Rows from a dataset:
★ ★ ★ ★ ★

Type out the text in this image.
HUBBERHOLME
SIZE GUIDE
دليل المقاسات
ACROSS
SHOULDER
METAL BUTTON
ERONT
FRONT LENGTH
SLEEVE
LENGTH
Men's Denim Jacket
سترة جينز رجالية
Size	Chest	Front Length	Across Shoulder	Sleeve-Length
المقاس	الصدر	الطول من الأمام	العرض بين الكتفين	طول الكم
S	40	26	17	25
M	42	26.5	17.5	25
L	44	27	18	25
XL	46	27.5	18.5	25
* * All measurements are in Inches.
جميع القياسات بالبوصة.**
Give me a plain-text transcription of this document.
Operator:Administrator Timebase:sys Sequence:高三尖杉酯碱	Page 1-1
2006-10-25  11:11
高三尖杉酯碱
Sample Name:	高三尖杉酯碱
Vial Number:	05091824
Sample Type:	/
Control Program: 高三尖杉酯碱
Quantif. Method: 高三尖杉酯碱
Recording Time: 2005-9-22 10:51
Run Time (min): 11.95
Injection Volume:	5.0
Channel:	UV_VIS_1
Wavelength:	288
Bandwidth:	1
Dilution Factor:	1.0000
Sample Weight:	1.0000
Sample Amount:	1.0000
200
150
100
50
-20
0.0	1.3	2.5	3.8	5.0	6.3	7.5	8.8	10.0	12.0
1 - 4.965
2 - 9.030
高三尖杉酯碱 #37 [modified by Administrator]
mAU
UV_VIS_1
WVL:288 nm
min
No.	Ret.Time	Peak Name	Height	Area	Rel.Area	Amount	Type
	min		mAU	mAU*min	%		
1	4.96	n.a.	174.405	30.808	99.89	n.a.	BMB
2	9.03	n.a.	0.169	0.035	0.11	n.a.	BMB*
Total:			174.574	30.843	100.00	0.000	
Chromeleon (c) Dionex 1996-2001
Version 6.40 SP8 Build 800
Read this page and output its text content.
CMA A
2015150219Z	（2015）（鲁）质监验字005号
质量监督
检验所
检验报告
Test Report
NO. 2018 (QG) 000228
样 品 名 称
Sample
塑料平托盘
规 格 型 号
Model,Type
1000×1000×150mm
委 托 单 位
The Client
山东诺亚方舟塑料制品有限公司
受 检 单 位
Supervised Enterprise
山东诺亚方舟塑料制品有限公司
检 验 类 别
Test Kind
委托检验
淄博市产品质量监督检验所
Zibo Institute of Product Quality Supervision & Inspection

★ ★ ★ ★ ★

§ **AIM OF THE TASK**
Copy each line above that contains the word "text".

§ **FULL SOLUTION**
Type out the text in this image.
Give me a plain-text transcription of this document.
Read this page and output its text content.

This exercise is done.